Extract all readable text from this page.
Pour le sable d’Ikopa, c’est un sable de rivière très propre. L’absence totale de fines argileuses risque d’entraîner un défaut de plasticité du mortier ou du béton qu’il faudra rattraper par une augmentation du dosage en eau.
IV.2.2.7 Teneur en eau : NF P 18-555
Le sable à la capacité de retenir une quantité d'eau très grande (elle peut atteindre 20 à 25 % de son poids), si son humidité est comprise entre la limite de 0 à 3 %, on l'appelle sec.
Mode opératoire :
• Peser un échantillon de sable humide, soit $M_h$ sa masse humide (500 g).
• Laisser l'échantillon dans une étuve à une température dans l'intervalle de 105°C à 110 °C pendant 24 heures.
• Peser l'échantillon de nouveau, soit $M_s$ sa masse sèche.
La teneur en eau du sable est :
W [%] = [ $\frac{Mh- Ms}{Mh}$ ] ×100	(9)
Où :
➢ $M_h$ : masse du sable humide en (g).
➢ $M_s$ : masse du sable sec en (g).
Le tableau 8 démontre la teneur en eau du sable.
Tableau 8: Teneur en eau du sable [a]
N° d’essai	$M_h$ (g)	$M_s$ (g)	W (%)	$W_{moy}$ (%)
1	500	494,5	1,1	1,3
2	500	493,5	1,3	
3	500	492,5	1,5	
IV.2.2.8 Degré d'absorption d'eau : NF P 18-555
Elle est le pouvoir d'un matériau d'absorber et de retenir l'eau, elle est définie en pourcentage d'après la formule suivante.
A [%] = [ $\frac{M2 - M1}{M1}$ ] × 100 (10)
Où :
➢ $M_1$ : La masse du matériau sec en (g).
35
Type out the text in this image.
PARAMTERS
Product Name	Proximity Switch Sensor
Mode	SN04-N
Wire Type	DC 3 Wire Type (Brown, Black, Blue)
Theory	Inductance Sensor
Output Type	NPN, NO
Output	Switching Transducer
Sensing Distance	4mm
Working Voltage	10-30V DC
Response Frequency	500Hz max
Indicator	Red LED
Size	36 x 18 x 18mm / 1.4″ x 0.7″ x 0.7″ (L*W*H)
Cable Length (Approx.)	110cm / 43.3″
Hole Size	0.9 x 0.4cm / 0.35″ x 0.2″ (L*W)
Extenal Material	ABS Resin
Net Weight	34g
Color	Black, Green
···
*Task requirements*:
Give back the whole listing exactly as it reads.

*Output*:
Extract all readable text from this page.
Pour le sable d’Ikopa, c’est un sable de rivière très propre. L’absence totale de fines argileuses risque d’entraîner un défaut de plasticité du mortier ou du béton qu’il faudra rattraper par une augmentation du dosage en eau.
IV.2.2.7 Teneur en eau : NF P 18-555
Le sable à la capacité de retenir une quantité d'eau très grande (elle peut atteindre 20 à 25 % de son poids), si son humidité est comprise entre la limite de 0 à 3 %, on l'appelle sec.
Mode opératoire :
• Peser un échantillon de sable humide, soit $M_h$ sa masse humide (500 g).
• Laisser l'échantillon dans une étuve à une température dans l'intervalle de 105°C à 110 °C pendant 24 heures.
• Peser l'échantillon de nouveau, soit $M_s$ sa masse sèche.
La teneur en eau du sable est :
W [%] = [ $\frac{Mh- Ms}{Mh}$ ] ×100	(9)
Où :
➢ $M_h$ : masse du sable humide en (g).
➢ $M_s$ : masse du sable sec en (g).
Le tableau 8 démontre la teneur en eau du sable.
Tableau 8: Teneur en eau du sable [a]
N° d’essai	$M_h$ (g)	$M_s$ (g)	W (%)	$W_{moy}$ (%)
1	500	494,5	1,1	1,3
2	500	493,5	1,3	
3	500	492,5	1,5	
IV.2.2.8 Degré d'absorption d'eau : NF P 18-555
Elle est le pouvoir d'un matériau d'absorber et de retenir l'eau, elle est définie en pourcentage d'après la formule suivante.
A [%] = [ $\frac{M2 - M1}{M1}$ ] × 100 (10)
Où :
➢ $M_1$ : La masse du matériau sec en (g).
35
Type out the text in this image.
PARAMTERS
Product Name	Proximity Switch Sensor
Mode	SN04-N
Wire Type	DC 3 Wire Type (Brown, Black, Blue)
Theory	Inductance Sensor
Output Type	NPN, NO
Output	Switching Transducer
Sensing Distance	4mm
Working Voltage	10-30V DC
Response Frequency	500Hz max
Indicator	Red LED
Size	36 x 18 x 18mm / 1.4″ x 0.7″ x 0.7″ (L*W*H)
Cable Length (Approx.)	110cm / 43.3″
Hole Size	0.9 x 0.4cm / 0.35″ x 0.2″ (L*W)
Extenal Material	ABS Resin
Net Weight	34g
Color	Black, Green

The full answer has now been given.